Can you pull out each line of the data below that includes the word "ratio"?

## Information provided
* * *

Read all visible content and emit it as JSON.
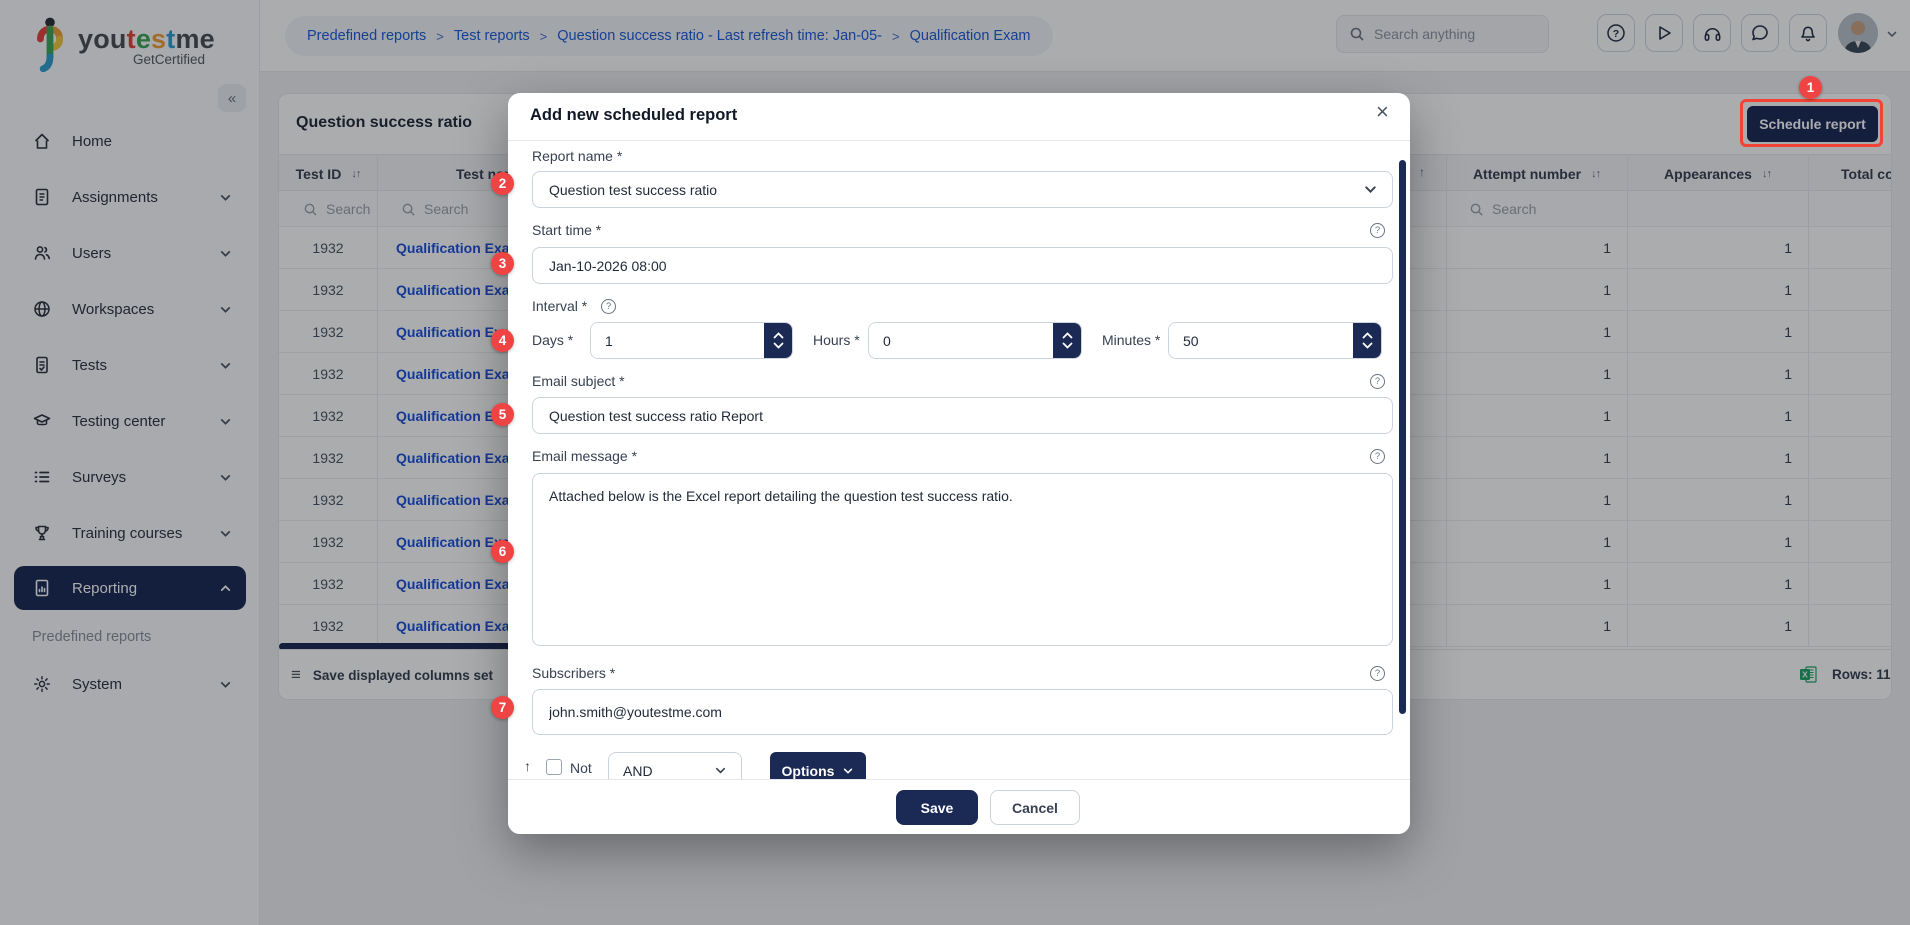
{
  "sidebar": {
    "brand": {
      "you": "you",
      "t1": "t",
      "e1": "e",
      "s": "s",
      "t2": "t",
      "me": "me",
      "sub": "GetCertified"
    },
    "items": [
      {
        "label": "Home"
      },
      {
        "label": "Assignments"
      },
      {
        "label": "Users"
      },
      {
        "label": "Workspaces"
      },
      {
        "label": "Tests"
      },
      {
        "label": "Testing center"
      },
      {
        "label": "Surveys"
      },
      {
        "label": "Training courses"
      },
      {
        "label": "Reporting"
      },
      {
        "label": "System"
      }
    ],
    "subitem": "Predefined reports"
  },
  "header": {
    "breadcrumbs": [
      {
        "label": "Predefined reports"
      },
      {
        "label": "Test reports"
      },
      {
        "label": "Question success ratio - Last refresh time: Jan-05-"
      },
      {
        "label": "Qualification Exam"
      }
    ],
    "search_placeholder": "Search anything"
  },
  "report": {
    "title": "Question success ratio",
    "schedule_button": "Schedule report",
    "columns": {
      "test_id": "Test ID",
      "test_name": "Test name",
      "attempt_number": "Attempt number",
      "appearances": "Appearances",
      "total_count": "Total co"
    },
    "search_placeholder": "Search",
    "rows": [
      {
        "test_id": "1932",
        "test_name": "Qualification Exam",
        "attempt_number": "1",
        "appearances": "1"
      },
      {
        "test_id": "1932",
        "test_name": "Qualification Exam",
        "attempt_number": "1",
        "appearances": "1"
      },
      {
        "test_id": "1932",
        "test_name": "Qualification Exam",
        "attempt_number": "1",
        "appearances": "1"
      },
      {
        "test_id": "1932",
        "test_name": "Qualification Exam",
        "attempt_number": "1",
        "appearances": "1"
      },
      {
        "test_id": "1932",
        "test_name": "Qualification Exam",
        "attempt_number": "1",
        "appearances": "1"
      },
      {
        "test_id": "1932",
        "test_name": "Qualification Exam",
        "attempt_number": "1",
        "appearances": "1"
      },
      {
        "test_id": "1932",
        "test_name": "Qualification Exam",
        "attempt_number": "1",
        "appearances": "1"
      },
      {
        "test_id": "1932",
        "test_name": "Qualification Exam",
        "attempt_number": "1",
        "appearances": "1"
      },
      {
        "test_id": "1932",
        "test_name": "Qualification Exam",
        "attempt_number": "1",
        "appearances": "1"
      },
      {
        "test_id": "1932",
        "test_name": "Qualification Exam",
        "attempt_number": "1",
        "appearances": "1"
      }
    ],
    "footer": {
      "save_columns": "Save displayed columns set",
      "rows_label": "Rows: 11"
    }
  },
  "modal": {
    "title": "Add new scheduled report",
    "close": "×",
    "report_name": {
      "label": "Report name *",
      "value": "Question test success ratio"
    },
    "start_time": {
      "label": "Start time *",
      "value": "Jan-10-2026 08:00"
    },
    "interval": {
      "label": "Interval *",
      "days_label": "Days *",
      "days": "1",
      "hours_label": "Hours *",
      "hours": "0",
      "minutes_label": "Minutes *",
      "minutes": "50"
    },
    "email_subject": {
      "label": "Email subject *",
      "value": "Question test success ratio Report"
    },
    "email_message": {
      "label": "Email message *",
      "value": "Attached below is the Excel report detailing the question test success ratio."
    },
    "subscribers": {
      "label": "Subscribers *",
      "value": "john.smith@youtestme.com"
    },
    "filter_row": {
      "not_label": "Not",
      "operator": "AND",
      "options_label": "Options"
    },
    "save_label": "Save",
    "cancel_label": "Cancel"
  },
  "annotations": {
    "badges": [
      "1",
      "2",
      "3",
      "4",
      "5",
      "6",
      "7"
    ]
  },
  "icons": {
    "sort": "↓↑",
    "up_arrow": "↑",
    "hamburger": "≡",
    "collapse": "«",
    "help": "?",
    "breadcrumb_sep": ">",
    "filter_arrow": "↑"
  },
  "colors": {
    "navy": "#1b2a55",
    "annotation_red": "#ef4444",
    "link_blue": "#1d4ed8"
  }
}
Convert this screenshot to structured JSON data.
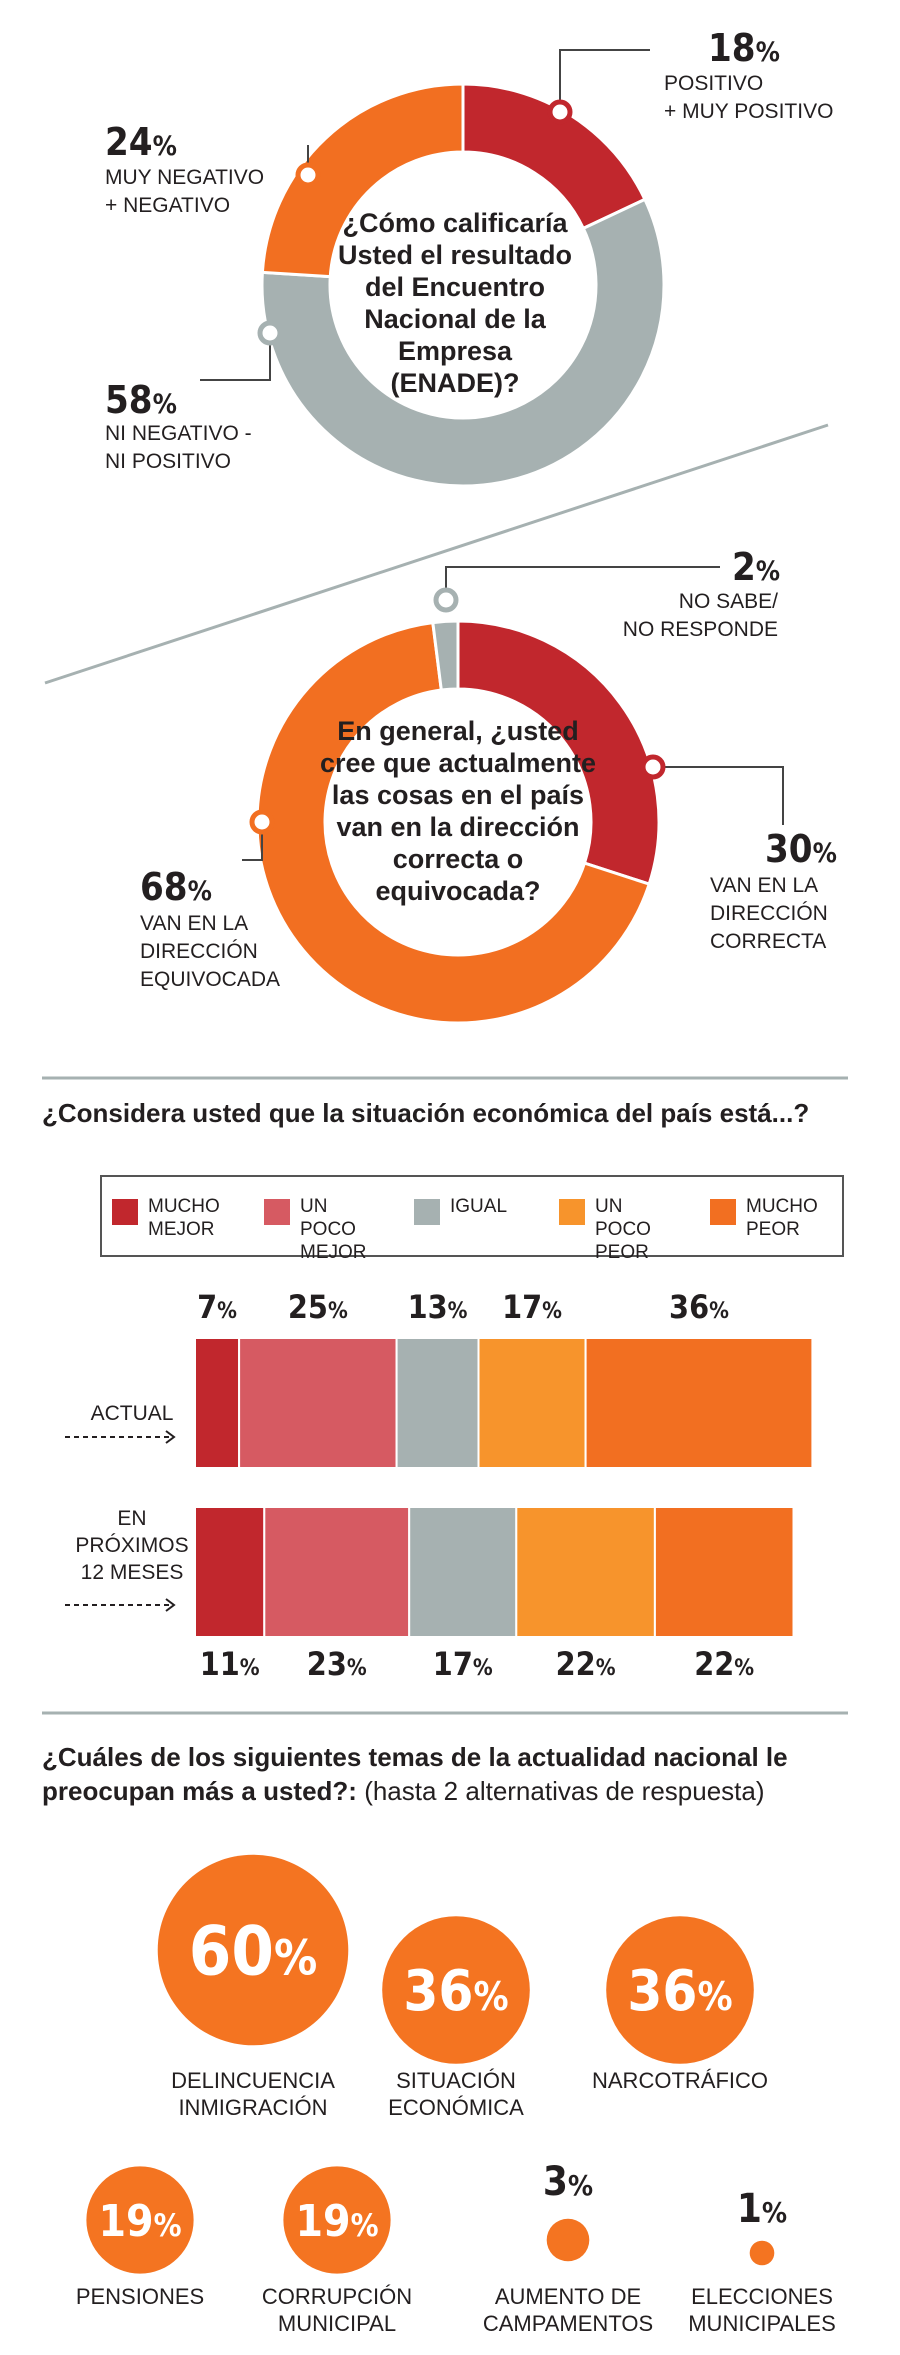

* * *

## Answer for this exercise
        "label": "Question success ratio - Last refresh time: Jan-05-"
    "title": "Question success ratio",
      "value": "Question test success ratio"
      "value": "Question test success ratio Report"
      "value": "Attached below is the Excel report detailing the question test success ratio."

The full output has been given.